• _INSTRUÇÃO DADA A_
Pode transcrever, sem nenhuma alteração, as linhas das entradas que começam na que contém "- chirp-envelope: [202, 344, 1394, 453]" e terminam na que contém "- annotation-s: S=1.0: [976, 105, 1037, 129]", incluindo essas duas?

Editorial
E agora, Rio? O turismo pós-megaeventos
O ano de 2016 marcou um dos momentos mais intensos do setor turístico do estado e da cidade do Rio de Janeiro e, indiretamente, de todo o país. A realização dos Jogos Olímpicos de Verão 2016 e dos Jogos Paralímpicos 2016 fecharam um ciclo de megaeventos na cidade do Rio de Janeiro, do qual se aguardava ansiosamente grandes legados materiais e imateriais para a cidade e para o estado. Nesse período, assistimos a realização dos XV Jogos Pan Americanos de 2007, dos Jogos Militares em 2011, da Conferência Internacional ONU Rio + 20 em 2012, da Jornada Mundial da Juventude (JMJ) em 2013, da Copa das Confederação de Futebol FIFA em 2013, da Copa do Mundo de Futebol Fifa em 2014 e, fechando o ciclo em 2016, das Olimpíadas e das Paralímpiadas.
O discurso neoliberal que domina a cena brasileira e internacional, desde meados da década de 1990 investiu todos seus recursos para seduzir os cariocas e fluminenses com promessas de legados de grande escala, para convence-los da necessidade e da urgência da cidade se abrir para sediar megaeventos internacionais, em sua grande maioria esportivos... E conseguiram seu intento, levando a cidade e o estado a assumirem compromissos financeiros elevados para atender aos cadernos de exigências das diversas entidades organizadoras daqueles megaeventos.

• _MATERIAL FORNECIDO_

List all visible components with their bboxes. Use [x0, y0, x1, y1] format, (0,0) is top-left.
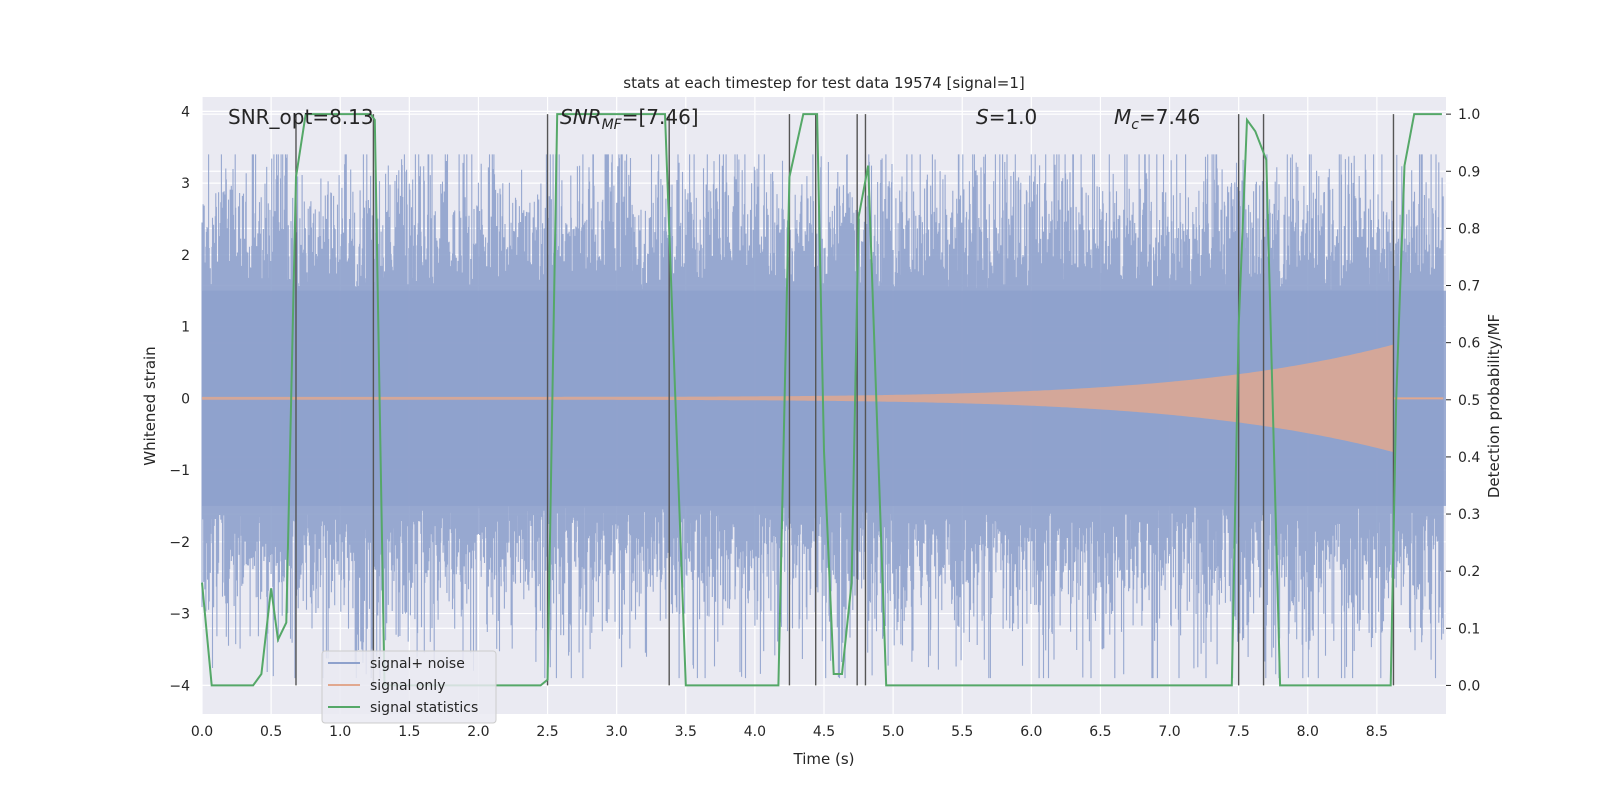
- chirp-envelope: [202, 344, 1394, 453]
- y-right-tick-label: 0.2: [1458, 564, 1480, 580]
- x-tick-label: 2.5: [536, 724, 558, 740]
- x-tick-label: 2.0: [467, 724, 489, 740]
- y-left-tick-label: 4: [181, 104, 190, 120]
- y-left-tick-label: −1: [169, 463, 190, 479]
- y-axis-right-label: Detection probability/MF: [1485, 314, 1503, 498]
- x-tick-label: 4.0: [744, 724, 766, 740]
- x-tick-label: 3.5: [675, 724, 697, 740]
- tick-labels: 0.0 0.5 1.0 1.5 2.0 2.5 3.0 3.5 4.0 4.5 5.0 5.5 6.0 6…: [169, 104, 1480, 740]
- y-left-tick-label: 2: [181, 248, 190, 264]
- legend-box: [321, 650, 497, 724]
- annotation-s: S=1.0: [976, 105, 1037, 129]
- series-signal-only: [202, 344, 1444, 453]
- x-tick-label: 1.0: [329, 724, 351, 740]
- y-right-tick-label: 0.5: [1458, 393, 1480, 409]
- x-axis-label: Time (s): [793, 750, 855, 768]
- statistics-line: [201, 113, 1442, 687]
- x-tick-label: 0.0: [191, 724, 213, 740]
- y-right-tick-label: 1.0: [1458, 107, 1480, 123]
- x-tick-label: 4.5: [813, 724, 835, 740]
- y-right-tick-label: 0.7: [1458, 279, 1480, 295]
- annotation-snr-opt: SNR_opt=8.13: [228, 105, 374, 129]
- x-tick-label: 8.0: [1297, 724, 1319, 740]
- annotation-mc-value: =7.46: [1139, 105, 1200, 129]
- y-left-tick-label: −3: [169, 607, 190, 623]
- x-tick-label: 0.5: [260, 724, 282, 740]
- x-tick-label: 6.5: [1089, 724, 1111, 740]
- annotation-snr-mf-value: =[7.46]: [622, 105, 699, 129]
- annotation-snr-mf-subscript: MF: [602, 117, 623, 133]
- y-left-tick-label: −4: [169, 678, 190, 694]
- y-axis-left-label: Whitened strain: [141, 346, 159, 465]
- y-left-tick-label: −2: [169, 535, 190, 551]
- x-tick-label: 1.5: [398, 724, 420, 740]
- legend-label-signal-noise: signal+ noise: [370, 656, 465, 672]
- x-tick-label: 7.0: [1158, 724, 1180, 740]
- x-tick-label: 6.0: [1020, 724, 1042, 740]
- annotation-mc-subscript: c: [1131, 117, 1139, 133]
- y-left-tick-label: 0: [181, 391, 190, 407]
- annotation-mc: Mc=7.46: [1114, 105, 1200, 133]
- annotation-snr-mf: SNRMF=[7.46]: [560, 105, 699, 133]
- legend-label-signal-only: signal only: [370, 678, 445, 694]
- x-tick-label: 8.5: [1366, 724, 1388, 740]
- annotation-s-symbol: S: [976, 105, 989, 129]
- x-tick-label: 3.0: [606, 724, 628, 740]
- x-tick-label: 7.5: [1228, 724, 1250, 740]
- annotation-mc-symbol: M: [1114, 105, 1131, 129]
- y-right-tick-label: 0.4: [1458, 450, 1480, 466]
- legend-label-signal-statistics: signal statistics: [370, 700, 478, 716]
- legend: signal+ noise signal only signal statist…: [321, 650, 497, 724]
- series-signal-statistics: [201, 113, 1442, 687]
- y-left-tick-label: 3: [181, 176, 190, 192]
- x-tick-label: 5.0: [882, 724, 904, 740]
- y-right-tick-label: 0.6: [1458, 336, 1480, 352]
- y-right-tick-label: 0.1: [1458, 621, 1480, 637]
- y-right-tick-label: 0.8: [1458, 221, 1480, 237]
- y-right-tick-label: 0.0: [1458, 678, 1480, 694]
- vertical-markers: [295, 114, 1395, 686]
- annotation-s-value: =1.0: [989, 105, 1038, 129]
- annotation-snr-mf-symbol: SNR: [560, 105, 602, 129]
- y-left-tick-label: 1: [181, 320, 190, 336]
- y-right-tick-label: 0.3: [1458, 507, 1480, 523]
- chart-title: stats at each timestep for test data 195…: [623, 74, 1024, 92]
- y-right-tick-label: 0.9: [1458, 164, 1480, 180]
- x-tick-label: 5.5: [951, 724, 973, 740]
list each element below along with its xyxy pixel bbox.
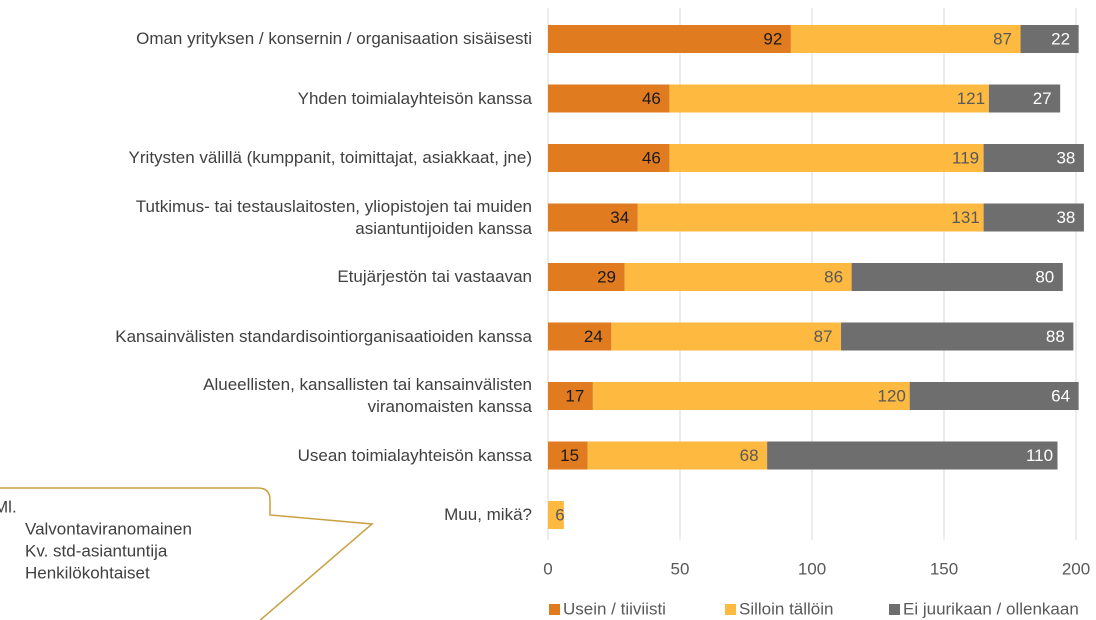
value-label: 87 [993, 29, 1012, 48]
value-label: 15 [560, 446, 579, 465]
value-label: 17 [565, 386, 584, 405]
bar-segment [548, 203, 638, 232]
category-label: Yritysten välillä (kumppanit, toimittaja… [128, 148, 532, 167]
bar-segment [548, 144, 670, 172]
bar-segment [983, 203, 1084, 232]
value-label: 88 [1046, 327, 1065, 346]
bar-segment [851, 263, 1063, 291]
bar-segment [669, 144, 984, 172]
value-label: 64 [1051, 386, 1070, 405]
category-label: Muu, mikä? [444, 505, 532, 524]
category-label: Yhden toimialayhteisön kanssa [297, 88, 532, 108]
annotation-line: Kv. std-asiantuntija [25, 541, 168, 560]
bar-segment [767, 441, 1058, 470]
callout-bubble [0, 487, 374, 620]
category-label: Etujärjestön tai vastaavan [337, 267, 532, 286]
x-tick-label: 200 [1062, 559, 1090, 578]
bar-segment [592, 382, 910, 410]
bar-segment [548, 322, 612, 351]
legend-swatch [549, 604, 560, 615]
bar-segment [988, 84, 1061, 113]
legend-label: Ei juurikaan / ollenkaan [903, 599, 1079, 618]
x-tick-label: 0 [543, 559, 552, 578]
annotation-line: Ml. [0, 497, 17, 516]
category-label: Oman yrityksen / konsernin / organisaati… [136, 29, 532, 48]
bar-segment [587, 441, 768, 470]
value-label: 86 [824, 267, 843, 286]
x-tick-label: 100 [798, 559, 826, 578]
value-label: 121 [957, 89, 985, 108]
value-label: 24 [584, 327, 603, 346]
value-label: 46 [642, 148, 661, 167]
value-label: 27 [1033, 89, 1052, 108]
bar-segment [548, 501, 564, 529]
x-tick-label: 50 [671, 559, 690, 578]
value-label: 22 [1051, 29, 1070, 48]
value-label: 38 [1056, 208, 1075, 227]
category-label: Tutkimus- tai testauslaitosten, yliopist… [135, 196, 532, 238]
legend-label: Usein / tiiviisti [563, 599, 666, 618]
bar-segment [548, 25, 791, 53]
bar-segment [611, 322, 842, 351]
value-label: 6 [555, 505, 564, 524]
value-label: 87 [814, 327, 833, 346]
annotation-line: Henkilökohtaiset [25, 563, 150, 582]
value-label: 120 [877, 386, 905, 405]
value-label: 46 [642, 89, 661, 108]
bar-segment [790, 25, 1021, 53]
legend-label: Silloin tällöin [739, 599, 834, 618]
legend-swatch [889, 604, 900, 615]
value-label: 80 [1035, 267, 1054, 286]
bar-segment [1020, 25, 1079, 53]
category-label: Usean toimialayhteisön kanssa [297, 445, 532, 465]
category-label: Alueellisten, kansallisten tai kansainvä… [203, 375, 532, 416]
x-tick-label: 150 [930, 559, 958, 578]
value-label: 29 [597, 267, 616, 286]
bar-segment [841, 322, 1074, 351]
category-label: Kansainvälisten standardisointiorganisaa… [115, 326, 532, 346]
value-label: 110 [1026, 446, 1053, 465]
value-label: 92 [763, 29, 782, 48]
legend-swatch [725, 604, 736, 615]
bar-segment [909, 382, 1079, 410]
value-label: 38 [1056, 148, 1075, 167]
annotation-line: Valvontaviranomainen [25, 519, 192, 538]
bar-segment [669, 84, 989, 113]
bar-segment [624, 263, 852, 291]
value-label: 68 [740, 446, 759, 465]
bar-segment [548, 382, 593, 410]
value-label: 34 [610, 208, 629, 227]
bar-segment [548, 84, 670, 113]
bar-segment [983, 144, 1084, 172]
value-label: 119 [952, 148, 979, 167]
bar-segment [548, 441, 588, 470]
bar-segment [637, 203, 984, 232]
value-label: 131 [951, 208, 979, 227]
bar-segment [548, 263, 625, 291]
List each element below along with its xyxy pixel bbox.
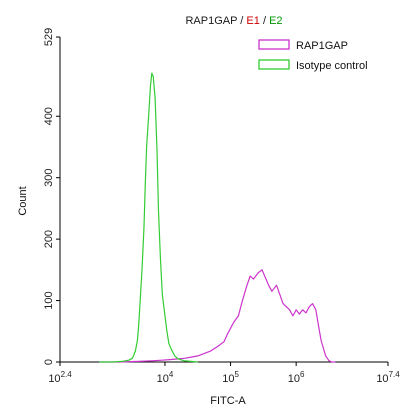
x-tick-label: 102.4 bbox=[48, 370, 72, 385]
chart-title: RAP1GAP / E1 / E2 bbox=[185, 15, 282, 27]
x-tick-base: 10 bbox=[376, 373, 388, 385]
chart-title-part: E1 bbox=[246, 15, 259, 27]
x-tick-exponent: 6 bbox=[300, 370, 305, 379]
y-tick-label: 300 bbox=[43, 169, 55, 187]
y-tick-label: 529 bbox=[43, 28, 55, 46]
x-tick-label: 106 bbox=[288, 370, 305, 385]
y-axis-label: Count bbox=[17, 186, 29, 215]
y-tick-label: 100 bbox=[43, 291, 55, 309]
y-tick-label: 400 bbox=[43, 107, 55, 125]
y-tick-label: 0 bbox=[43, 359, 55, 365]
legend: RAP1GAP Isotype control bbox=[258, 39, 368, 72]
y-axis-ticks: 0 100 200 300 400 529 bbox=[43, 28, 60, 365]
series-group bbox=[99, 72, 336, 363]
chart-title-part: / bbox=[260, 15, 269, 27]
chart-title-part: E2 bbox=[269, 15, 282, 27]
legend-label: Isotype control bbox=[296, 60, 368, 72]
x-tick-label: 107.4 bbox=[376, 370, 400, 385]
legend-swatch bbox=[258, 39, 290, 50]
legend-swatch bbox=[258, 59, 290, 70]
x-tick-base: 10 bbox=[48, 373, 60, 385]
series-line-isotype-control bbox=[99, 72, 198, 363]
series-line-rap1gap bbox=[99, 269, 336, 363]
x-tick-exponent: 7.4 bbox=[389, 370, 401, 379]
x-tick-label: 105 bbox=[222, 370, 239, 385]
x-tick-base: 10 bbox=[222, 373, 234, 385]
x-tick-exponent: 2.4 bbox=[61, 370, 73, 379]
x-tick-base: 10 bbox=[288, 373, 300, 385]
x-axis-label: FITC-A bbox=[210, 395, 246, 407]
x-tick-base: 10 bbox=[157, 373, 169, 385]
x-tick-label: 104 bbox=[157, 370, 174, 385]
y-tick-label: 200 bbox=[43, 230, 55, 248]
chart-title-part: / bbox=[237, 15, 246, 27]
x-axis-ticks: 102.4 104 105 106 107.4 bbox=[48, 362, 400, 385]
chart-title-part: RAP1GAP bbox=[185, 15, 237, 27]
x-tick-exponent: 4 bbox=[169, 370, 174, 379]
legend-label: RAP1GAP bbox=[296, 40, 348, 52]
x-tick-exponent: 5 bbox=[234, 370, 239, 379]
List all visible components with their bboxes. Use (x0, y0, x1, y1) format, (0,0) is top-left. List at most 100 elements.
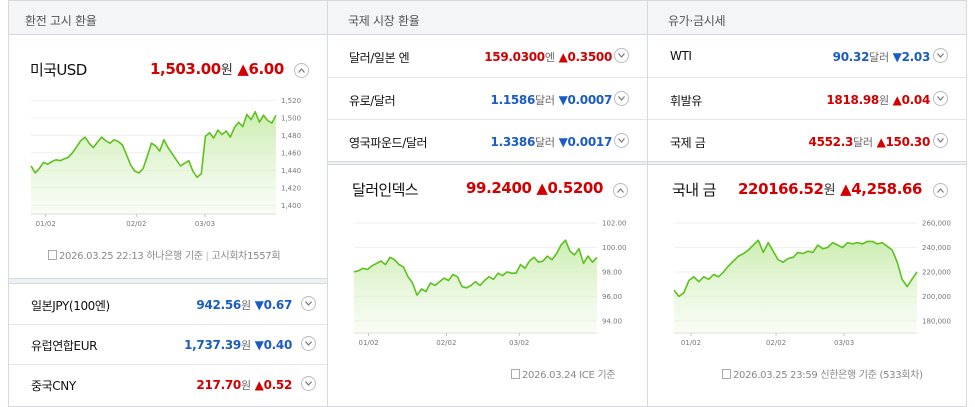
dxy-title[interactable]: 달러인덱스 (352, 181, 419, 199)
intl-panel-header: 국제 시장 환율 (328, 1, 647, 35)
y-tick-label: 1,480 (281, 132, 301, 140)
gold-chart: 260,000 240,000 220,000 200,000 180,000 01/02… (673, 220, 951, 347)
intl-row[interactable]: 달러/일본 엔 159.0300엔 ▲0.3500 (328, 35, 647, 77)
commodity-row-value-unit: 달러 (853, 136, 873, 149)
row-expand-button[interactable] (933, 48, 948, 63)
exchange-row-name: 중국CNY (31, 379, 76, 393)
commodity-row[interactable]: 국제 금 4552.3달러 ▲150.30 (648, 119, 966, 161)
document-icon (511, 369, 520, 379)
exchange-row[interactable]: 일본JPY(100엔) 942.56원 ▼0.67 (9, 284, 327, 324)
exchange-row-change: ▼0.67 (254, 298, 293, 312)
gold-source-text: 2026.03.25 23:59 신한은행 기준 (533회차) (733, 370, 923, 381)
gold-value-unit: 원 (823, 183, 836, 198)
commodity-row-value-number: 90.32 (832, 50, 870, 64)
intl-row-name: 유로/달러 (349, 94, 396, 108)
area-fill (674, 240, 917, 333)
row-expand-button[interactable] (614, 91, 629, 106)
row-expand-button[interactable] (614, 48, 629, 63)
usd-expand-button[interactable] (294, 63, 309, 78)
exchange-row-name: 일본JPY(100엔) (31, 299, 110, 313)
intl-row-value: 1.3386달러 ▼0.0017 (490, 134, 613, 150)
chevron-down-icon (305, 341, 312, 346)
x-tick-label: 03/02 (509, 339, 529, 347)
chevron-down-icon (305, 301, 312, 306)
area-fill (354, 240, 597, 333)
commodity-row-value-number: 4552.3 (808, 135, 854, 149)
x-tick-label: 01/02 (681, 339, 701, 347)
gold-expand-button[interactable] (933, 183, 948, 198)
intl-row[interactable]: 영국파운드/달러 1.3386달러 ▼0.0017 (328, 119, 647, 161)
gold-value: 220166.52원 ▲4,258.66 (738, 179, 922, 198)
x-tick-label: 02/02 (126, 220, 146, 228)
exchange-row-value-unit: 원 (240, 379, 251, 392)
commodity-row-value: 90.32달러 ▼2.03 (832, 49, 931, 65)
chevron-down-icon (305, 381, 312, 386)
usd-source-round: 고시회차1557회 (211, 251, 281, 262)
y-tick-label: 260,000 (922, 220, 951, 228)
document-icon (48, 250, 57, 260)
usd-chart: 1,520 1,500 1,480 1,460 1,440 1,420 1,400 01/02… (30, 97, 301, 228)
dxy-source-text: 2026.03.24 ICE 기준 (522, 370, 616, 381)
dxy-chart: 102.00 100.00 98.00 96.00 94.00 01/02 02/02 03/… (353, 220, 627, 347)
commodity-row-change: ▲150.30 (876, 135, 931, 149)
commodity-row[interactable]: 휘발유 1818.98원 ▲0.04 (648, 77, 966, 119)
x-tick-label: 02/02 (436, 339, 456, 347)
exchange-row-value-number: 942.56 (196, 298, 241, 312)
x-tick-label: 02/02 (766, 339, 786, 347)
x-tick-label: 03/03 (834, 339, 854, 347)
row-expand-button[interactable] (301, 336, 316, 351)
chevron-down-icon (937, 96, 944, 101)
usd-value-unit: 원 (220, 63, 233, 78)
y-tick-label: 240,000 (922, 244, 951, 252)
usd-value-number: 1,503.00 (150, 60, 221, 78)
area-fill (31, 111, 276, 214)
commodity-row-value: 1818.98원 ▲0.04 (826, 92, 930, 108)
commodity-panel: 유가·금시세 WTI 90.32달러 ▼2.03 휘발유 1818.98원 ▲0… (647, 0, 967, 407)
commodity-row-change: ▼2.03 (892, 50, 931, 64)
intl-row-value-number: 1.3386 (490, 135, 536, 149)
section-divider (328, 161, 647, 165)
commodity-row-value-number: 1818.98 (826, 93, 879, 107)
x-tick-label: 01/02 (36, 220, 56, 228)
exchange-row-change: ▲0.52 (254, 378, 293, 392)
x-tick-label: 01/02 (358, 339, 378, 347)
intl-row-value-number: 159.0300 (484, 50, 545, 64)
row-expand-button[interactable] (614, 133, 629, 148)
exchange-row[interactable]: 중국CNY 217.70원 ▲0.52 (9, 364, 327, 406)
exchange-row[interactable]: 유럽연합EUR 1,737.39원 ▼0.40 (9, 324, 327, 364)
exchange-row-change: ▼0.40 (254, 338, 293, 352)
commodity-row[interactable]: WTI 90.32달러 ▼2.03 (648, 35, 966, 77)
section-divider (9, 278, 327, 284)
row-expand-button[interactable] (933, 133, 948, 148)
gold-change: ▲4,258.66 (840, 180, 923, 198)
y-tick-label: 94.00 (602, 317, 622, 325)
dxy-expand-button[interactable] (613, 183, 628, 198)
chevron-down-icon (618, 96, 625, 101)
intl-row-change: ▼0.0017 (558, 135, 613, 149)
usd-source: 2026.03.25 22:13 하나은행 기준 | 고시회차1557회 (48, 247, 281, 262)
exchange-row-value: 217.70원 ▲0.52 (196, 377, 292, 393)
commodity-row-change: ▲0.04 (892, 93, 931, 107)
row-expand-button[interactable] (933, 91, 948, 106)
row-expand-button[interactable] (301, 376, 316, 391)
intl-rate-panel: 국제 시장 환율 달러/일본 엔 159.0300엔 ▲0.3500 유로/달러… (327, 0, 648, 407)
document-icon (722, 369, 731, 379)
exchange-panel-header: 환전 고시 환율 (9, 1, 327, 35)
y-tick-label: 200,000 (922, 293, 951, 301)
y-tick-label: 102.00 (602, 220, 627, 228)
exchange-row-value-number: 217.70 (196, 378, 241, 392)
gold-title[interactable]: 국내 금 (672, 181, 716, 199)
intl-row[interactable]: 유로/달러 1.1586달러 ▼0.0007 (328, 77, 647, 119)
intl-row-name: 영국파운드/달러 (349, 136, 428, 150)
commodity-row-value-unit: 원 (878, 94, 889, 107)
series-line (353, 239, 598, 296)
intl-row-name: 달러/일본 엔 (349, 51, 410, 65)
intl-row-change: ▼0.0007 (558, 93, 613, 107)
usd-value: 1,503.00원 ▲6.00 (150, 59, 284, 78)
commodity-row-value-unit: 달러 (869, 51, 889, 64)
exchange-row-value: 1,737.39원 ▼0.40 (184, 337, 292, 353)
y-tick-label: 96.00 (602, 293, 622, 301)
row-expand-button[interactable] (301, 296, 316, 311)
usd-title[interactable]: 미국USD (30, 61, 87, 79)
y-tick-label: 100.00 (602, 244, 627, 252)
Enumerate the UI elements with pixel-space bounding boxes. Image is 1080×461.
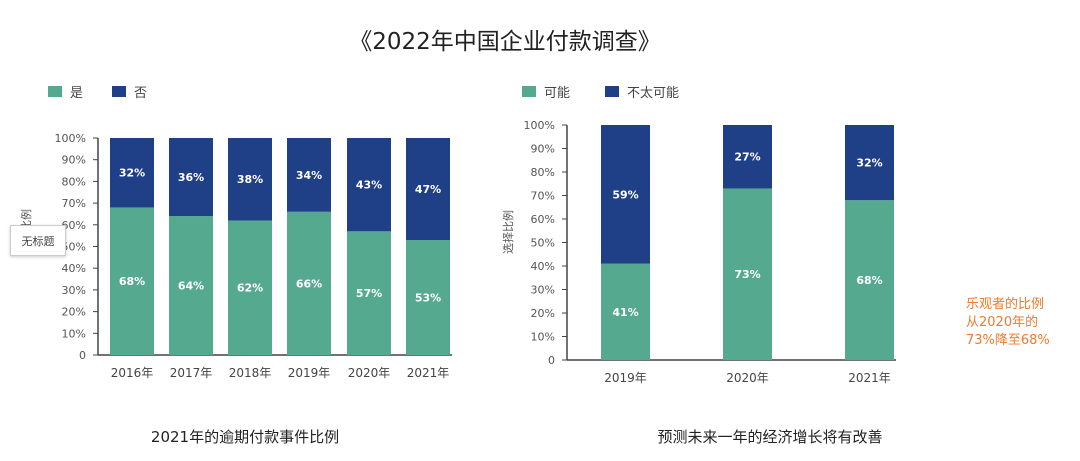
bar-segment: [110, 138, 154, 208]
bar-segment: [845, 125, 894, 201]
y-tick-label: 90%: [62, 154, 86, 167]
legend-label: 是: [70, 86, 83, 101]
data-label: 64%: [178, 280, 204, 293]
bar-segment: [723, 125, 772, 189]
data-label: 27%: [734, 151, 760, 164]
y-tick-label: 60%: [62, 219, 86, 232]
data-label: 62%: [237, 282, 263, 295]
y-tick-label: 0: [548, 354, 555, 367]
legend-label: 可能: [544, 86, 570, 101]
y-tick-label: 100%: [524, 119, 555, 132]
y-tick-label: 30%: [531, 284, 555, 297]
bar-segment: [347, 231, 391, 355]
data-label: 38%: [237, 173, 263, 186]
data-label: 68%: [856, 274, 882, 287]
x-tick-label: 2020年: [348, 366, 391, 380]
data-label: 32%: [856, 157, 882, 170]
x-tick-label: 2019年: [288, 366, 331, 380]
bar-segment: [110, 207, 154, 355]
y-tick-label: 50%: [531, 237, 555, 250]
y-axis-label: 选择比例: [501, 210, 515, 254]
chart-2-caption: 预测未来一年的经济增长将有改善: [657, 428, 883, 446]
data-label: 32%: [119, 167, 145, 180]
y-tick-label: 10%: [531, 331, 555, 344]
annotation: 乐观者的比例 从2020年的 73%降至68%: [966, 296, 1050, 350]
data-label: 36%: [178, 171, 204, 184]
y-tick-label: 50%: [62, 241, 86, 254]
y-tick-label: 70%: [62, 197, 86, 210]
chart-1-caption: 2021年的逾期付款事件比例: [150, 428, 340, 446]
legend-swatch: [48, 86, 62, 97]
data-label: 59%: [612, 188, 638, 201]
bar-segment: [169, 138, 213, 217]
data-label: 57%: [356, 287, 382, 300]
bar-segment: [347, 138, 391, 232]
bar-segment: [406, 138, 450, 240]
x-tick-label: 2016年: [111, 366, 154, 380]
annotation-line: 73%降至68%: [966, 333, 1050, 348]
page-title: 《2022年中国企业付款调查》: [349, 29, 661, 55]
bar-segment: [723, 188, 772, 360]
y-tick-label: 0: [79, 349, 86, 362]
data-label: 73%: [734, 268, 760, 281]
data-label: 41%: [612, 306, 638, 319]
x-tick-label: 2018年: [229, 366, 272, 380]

• _INSTRUÇÃO DADA B_
Reescreva o trecho do editorial que começa nas palavras "O discurso neoliberal" e termina em "organizadoras daqueles megaeventos.", substituindo "cariocas" por "moradores do Rio".

• _SOLUÇÃO REDIGIDA A_
- chirp-envelope: [202, 344, 1394, 453]
- y-right-tick-label: 0.2: [1458, 564, 1480, 580]
- x-tick-label: 2.5: [536, 724, 558, 740]
- x-tick-label: 2.0: [467, 724, 489, 740]
- y-left-tick-label: 4: [181, 104, 190, 120]
- y-left-tick-label: −1: [169, 463, 190, 479]
- y-axis-right-label: Detection probability/MF: [1485, 314, 1503, 498]
- x-tick-label: 4.0: [744, 724, 766, 740]
- x-tick-label: 3.5: [675, 724, 697, 740]
- tick-labels: 0.0 0.5 1.0 1.5 2.0 2.5 3.0 3.5 4.0 4.5 5.0 5.5 6.0 6…: [169, 104, 1480, 740]
- y-left-tick-label: 2: [181, 248, 190, 264]
- legend-box: [321, 650, 497, 724]
- annotation-s: S=1.0: [976, 105, 1037, 129]

• _SOLUÇÃO REDIGIDA B_
O discurso neoliberal que domina a cena brasileira e internacional, desde meados da década de 1990 investiu todos seus recursos para seduzir os moradores do Rio e fluminenses com promessas de legados de grande escala, para convence-los da necessidade e da urgência da cidade se abrir para sediar megaeventos internacionais, em sua grande maioria esportivos... E conseguiram seu intento, levando a cidade e o estado a assumirem compromissos financeiros elevados para atender aos cadernos de exigências das diversas entidades organizadoras daqueles megaeventos.